• _EXERCISE DESCRIPTION_: Identify every line in the records below that contains the word "comme", and reproduce each one.
☆ ☆ ☆ ☆
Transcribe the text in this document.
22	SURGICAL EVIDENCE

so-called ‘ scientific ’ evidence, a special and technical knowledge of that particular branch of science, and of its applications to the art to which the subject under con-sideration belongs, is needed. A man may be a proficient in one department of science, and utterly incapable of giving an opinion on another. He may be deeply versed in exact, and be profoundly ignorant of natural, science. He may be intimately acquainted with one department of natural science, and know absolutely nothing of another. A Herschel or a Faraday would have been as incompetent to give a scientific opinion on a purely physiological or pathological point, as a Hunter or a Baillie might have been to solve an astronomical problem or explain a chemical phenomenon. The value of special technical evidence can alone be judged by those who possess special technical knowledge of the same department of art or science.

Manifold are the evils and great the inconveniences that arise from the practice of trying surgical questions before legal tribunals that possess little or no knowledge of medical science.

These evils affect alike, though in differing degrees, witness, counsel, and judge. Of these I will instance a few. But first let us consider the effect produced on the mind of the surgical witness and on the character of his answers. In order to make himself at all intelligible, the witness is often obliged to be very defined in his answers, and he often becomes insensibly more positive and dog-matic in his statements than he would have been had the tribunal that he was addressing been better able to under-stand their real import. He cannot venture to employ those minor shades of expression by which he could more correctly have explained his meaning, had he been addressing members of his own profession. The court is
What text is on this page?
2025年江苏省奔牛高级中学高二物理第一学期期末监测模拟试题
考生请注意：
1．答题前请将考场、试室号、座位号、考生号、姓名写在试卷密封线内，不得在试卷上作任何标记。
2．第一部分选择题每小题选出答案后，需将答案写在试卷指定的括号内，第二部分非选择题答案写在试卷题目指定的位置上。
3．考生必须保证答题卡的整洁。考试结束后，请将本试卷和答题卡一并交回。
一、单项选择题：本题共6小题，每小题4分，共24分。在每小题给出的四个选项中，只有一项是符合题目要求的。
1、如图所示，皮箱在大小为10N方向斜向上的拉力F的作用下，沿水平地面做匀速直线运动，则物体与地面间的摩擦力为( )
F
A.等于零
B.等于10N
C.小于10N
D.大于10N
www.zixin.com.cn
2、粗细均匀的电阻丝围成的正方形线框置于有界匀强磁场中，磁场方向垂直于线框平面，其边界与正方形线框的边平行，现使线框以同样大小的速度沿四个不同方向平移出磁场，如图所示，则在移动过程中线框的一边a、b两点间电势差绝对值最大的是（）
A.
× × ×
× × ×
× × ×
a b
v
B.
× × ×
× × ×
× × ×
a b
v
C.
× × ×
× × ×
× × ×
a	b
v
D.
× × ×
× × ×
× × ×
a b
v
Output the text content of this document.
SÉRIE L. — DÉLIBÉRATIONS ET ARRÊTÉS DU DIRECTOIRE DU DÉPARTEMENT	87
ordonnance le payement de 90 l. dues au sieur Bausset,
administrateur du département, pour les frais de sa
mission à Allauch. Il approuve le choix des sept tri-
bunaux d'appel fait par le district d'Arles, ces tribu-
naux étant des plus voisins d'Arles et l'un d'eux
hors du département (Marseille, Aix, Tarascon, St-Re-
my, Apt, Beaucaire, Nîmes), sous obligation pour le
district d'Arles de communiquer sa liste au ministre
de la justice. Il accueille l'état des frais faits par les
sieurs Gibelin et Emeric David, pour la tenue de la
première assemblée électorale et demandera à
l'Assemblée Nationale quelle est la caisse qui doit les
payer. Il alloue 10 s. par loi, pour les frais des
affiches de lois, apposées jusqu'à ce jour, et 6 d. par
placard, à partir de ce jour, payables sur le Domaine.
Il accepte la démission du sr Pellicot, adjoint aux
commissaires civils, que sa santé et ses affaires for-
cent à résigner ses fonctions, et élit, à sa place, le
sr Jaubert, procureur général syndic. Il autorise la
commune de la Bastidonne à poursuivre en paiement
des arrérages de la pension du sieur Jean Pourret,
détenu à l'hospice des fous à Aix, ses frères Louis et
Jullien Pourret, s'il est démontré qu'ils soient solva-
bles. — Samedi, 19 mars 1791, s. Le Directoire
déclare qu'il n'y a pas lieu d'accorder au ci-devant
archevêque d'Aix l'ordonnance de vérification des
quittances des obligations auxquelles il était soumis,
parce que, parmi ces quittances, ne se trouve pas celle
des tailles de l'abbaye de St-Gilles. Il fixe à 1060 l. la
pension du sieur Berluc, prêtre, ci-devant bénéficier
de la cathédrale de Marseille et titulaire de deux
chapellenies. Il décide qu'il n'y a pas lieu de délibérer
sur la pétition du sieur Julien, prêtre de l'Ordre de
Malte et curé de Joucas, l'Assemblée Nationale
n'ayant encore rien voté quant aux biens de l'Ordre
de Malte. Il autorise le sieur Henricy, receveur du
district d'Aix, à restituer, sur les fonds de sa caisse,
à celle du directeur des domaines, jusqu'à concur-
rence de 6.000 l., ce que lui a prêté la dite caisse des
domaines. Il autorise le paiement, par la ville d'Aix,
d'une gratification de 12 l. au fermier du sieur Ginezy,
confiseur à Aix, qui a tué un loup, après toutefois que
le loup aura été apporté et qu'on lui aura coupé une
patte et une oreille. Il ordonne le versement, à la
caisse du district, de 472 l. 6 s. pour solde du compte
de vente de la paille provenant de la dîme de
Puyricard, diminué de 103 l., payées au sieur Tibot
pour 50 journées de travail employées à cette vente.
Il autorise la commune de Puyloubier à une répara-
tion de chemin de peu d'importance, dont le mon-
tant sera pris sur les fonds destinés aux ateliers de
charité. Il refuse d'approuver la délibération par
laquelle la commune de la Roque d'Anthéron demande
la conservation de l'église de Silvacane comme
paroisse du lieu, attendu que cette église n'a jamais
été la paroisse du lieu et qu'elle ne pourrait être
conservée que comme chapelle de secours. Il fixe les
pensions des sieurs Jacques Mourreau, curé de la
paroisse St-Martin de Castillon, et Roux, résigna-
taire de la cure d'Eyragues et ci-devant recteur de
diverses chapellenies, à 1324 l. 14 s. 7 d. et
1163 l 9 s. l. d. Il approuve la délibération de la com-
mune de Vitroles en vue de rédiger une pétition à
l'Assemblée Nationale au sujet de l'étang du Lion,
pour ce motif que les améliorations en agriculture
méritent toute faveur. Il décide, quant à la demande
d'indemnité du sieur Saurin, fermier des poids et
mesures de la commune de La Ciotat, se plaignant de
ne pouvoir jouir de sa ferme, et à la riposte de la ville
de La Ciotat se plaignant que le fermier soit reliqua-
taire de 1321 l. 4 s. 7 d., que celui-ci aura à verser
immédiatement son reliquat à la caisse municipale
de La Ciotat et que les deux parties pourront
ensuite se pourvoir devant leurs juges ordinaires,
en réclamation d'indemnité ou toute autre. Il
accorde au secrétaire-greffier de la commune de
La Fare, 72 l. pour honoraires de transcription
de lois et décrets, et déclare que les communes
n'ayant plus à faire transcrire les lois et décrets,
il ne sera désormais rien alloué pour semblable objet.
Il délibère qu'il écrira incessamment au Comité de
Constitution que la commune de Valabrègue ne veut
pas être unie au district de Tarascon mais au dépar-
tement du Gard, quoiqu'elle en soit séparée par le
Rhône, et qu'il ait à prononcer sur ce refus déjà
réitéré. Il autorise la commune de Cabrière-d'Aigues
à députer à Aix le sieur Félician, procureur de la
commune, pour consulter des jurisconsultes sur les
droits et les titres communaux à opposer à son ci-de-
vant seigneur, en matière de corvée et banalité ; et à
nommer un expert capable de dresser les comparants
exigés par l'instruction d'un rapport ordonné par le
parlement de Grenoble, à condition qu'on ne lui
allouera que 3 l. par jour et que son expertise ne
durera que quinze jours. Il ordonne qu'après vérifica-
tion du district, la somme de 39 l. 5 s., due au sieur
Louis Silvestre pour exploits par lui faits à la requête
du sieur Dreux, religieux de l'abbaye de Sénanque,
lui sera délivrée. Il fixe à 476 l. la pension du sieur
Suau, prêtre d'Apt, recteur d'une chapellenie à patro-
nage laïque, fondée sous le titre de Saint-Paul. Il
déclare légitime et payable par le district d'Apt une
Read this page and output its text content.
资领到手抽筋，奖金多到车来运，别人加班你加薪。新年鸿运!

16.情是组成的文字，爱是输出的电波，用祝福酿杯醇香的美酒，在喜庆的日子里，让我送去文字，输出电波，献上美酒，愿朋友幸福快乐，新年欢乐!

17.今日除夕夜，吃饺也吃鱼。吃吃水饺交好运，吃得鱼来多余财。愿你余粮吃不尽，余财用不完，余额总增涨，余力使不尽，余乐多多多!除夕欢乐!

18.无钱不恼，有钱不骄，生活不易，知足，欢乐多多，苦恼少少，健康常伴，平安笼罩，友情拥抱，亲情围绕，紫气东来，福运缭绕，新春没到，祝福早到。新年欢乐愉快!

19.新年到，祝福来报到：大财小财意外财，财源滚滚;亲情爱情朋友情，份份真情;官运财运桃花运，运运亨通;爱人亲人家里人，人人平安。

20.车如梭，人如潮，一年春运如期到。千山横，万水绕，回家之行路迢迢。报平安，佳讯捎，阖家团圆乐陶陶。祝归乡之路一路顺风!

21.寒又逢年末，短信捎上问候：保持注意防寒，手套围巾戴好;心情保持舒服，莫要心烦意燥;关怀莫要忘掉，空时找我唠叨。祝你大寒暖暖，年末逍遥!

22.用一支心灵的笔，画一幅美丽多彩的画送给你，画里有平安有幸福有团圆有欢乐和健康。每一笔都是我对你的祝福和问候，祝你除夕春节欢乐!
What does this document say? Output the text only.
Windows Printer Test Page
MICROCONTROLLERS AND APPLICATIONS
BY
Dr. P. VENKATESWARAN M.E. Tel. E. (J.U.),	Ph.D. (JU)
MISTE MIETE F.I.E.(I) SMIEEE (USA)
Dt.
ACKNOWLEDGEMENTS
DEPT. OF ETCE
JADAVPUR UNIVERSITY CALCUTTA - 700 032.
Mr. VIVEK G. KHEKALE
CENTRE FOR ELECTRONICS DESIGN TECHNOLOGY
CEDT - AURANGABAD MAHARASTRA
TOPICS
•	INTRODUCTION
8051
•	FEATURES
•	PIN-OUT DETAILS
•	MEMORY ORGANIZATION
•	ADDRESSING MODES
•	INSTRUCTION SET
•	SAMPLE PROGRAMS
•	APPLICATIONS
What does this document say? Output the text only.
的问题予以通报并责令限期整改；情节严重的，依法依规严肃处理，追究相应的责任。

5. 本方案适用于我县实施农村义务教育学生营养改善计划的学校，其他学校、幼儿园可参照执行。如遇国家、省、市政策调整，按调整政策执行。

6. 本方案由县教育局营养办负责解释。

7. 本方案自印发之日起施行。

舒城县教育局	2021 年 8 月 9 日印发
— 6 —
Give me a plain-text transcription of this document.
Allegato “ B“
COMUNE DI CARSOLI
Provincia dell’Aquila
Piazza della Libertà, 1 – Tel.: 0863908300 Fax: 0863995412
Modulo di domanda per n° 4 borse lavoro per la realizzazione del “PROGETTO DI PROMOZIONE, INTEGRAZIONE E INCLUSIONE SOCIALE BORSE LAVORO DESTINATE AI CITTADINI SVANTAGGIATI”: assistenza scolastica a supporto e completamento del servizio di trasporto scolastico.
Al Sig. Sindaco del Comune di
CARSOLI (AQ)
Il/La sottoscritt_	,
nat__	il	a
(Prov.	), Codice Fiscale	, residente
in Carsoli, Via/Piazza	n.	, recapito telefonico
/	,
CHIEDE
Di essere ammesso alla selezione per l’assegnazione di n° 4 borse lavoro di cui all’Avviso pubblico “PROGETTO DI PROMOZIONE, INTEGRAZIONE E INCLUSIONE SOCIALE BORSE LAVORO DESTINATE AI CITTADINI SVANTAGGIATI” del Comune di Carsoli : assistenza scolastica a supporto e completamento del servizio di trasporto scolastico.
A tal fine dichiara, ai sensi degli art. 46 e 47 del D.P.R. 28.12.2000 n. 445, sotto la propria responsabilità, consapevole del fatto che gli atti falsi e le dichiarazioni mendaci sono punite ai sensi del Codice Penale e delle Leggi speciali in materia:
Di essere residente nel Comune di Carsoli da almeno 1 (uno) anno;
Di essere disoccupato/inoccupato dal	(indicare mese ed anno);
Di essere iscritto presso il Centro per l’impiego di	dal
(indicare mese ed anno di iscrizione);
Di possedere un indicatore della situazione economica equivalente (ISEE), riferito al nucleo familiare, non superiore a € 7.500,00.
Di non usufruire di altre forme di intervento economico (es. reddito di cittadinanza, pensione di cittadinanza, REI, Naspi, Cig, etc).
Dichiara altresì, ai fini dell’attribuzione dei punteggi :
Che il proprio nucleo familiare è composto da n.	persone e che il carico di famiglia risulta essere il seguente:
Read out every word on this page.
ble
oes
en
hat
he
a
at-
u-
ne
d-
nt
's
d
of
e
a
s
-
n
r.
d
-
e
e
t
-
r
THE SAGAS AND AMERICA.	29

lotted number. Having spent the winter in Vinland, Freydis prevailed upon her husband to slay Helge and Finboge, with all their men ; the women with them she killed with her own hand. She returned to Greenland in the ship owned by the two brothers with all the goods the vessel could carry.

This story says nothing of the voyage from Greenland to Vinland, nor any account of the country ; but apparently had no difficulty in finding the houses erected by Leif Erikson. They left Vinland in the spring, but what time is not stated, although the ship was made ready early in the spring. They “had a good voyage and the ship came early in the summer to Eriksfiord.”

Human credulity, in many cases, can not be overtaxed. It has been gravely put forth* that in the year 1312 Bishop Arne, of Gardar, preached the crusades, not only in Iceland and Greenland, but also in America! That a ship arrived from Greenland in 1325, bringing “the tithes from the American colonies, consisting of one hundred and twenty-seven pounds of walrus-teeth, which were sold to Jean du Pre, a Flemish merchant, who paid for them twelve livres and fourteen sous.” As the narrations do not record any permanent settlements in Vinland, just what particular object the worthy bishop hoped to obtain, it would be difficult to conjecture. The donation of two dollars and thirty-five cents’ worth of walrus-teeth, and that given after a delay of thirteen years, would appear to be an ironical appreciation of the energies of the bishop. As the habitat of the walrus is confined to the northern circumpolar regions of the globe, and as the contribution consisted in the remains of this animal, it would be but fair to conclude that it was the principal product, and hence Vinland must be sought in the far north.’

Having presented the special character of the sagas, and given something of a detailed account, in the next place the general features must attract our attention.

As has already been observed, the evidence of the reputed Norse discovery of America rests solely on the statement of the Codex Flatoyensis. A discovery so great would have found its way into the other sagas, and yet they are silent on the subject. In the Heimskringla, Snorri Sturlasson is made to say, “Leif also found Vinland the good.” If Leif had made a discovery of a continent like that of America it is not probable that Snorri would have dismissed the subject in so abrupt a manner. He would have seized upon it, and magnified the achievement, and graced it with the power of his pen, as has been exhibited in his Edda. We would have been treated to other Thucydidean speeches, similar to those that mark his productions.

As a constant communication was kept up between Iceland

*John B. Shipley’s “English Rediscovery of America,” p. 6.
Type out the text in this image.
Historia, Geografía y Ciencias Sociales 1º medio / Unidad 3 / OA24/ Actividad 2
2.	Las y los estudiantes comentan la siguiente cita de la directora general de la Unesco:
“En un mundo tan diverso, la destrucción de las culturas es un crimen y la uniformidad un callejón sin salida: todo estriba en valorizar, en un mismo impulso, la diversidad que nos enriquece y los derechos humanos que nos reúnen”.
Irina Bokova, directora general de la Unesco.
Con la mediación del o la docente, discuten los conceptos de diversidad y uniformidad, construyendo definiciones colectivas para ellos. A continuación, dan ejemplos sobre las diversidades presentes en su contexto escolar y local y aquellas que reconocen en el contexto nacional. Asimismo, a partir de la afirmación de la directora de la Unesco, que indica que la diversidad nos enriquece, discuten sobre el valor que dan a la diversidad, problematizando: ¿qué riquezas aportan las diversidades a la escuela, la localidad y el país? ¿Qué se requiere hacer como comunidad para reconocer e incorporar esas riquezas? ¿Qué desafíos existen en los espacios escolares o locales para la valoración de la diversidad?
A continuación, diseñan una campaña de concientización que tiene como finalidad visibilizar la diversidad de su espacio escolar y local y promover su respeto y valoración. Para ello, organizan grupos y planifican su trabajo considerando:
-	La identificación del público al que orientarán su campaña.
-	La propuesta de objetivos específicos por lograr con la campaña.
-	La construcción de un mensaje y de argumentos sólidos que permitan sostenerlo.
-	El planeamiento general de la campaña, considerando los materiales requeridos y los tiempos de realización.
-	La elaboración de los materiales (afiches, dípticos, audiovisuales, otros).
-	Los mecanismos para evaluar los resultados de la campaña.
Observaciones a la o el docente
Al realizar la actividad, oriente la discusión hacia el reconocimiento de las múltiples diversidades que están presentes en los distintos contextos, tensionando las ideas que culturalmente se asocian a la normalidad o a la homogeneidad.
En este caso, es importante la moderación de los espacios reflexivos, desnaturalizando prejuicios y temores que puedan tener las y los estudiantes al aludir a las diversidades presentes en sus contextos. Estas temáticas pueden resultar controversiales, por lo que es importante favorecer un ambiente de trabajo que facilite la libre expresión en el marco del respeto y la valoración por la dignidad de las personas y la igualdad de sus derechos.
☆ ☆ ☆ ☆
• _THE COMPLETED TASK_:
la conservation de l'église de Silvacane comme
conservée que comme chapelle de secours. Il fixe les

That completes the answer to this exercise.